Data excerpts
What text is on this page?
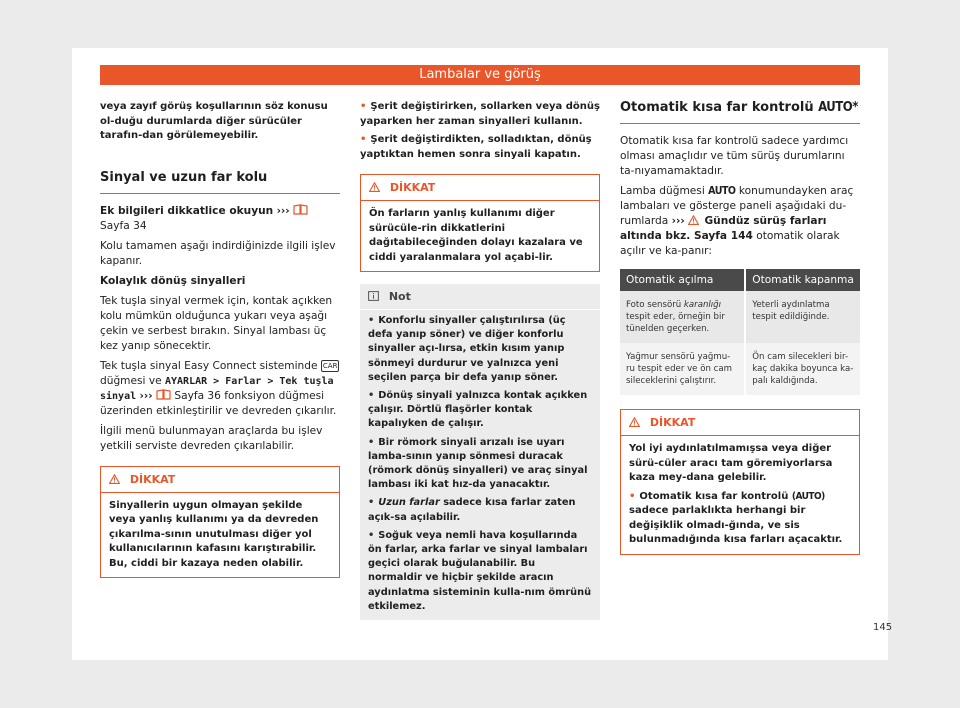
Lambalar ve görüş

veya zayıf görüş koşullarının söz konusu ol-duğu durumlarda diğer sürücüler tarafın-dan görülemeyebilir.

Sinyal ve uzun far kolu

Ek bilgileri dikkatlice okuyun ›››  Sayfa 34

Kolu tamamen aşağı indirdiğinizde ilgili işlev kapanır.

Kolaylık dönüş sinyalleri

Tek tuşla sinyal vermek için, kontak açıkken kolu mümkün olduğunca yukarı veya aşağı çekin ve serbest bırakın. Sinyal lambası üç kez yanıp sönecektir.

Tek tuşla sinyal Easy Connect sisteminde CAR düğmesi ve AYARLAR > Farlar > Tek tuşla sinyal ››› Sayfa 36 fonksiyon düğmesi üzerinden etkinleştirilir ve devreden çıkarılır.

İlgili menü bulunmayan araçlarda bu işlev yetkili serviste devreden çıkarılabilir.

DİKKAT
Sinyallerin uygun olmayan şekilde veya yanlış kullanımı ya da devreden çıkarılma-sının unutulması diğer yol kullanıcılarının kafasını karıştırabilir. Bu, ciddi bir kazaya neden olabilir.

• Şerit değiştirirken, sollarken veya dönüş yaparken her zaman sinyalleri kullanın.

• Şerit değiştirdikten, solladıktan, dönüş yaptıktan hemen sonra sinyali kapatın.

DİKKAT
Ön farların yanlış kullanımı diğer sürücüle-rin dikkatlerini dağıtabileceğinden dolayı kazalara ve ciddi yaralanmalara yol açabi-lir.
Not

• Konforlu sinyaller çalıştırılırsa (üç defa yanıp söner) ve diğer konforlu sinyaller açı-lırsa, etkin kısım yanıp sönmeyi durdurur ve yalnızca yeni seçilen parça bir defa yanıp söner.

• Dönüş sinyali yalnızca kontak açıkken çalışır. Dörtlü flaşörler kontak kapalıyken de çalışır.

• Bir römork sinyali arızalı ise uyarı lamba-sının yanıp sönmesi duracak (römork dönüş sinyalleri) ve araç sinyal lambası iki kat hız-da yanacaktır.

• Uzun farlar sadece kısa farlar zaten açık-sa açılabilir.

• Soğuk veya nemli hava koşullarında ön farlar, arka farlar ve sinyal lambaları geçici olarak buğulanabilir. Bu normaldir ve hiçbir şekilde aracın aydınlatma sisteminin kulla-nım ömrünü etkilemez.

Otomatik kısa far kontrolü AUTO*

Otomatik kısa far kontrolü sadece yardımcı olması amaçlıdır ve tüm sürüş durumlarını ta-nıyamamaktadır.

Lamba düğmesi AUTO konumundayken araç lambaları ve gösterge paneli aşağıdaki du-rumlarda ››› Gündüz sürüş farları altında bkz. Sayfa 144 otomatik olarak açılır ve ka-panır:

Otomatik açılma	Otomatik kapanma
Foto sensörü karanlığı tespit eder, örneğin bir tünelden geçerken.	Yeterli aydınlatma tespit edildiğinde.
Yağmur sensörü yağmu-ru tespit eder ve ön cam sileceklerini çalıştırır.	Ön cam silecekleri bir-kaç dakika boyunca ka-palı kaldığında.
DİKKAT

Yol iyi aydınlatılmamışsa veya diğer sürü-cüler aracı tam göremiyorlarsa kaza mey-dana gelebilir.

• Otomatik kısa far kontrolü (AUTO) sadece parlaklıkta herhangi bir değişiklik olmadı-ğında, ve sis bulunmadığında kısa farları açacaktır.

145
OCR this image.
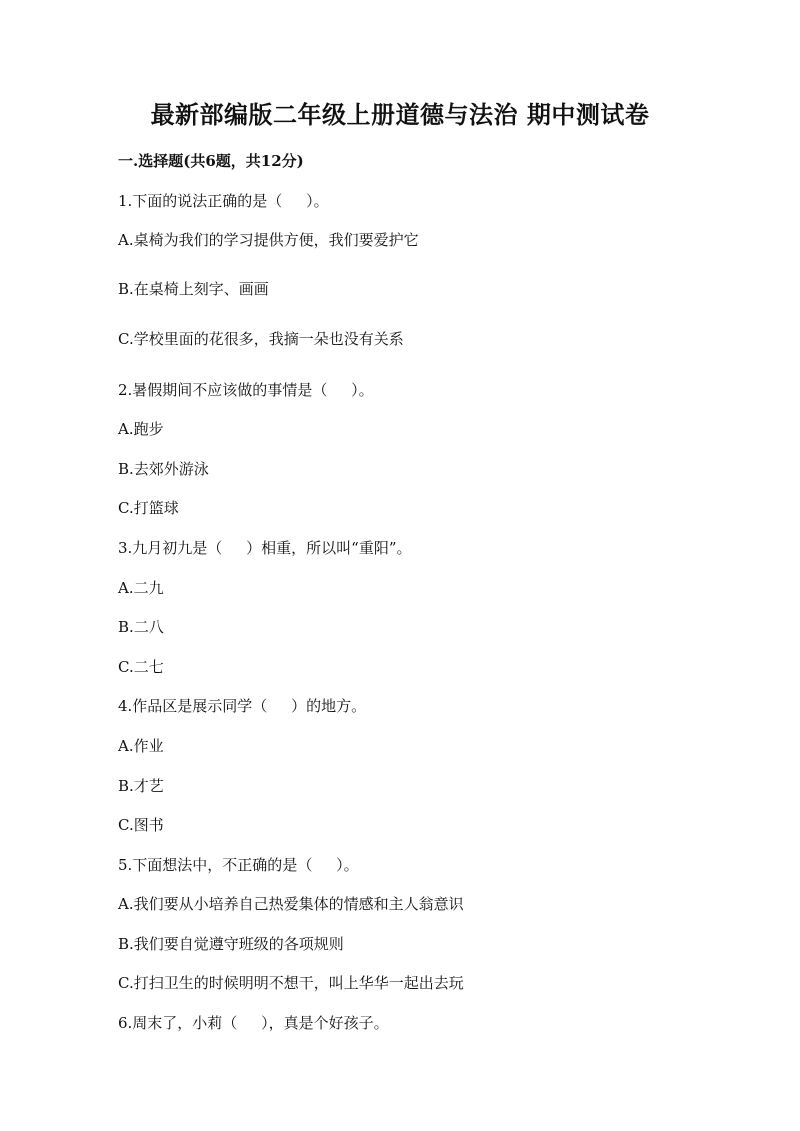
最新部编版二年级上册道德与法治 期中测试卷
一.选择题(共6题，共12分)
1.下面的说法正确的是（     ）。
A.桌椅为我们的学习提供方便，我们要爱护它
B.在桌椅上刻字、画画
C.学校里面的花很多，我摘一朵也没有关系
2.暑假期间不应该做的事情是（     ）。
A.跑步
B.去郊外游泳
C.打篮球
3.九月初九是（     ）相重，所以叫“重阳”。
A.二九
B.二八
C.二七
4.作品区是展示同学（     ）的地方。
A.作业
B.才艺
C.图书
5.下面想法中，不正确的是（     ）。
A.我们要从小培养自己热爱集体的情感和主人翁意识
B.我们要自觉遵守班级的各项规则
C.打扫卫生的时候明明不想干，叫上华华一起出去玩
6.周末了，小莉（     ），真是个好孩子。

* **Given request**:
Gather from the entries above all lines that include the string "tespit".

* **Exercise output**:
Foto sensörü karanlığı tespit eder, örneğin bir tünelden geçerken.	Yeterli aydınlatma tespit edildiğinde.
Yağmur sensörü yağmu-ru tespit eder ve ön cam sileceklerini çalıştırır.	Ön cam silecekleri bir-kaç dakika boyunca ka-palı kaldığında.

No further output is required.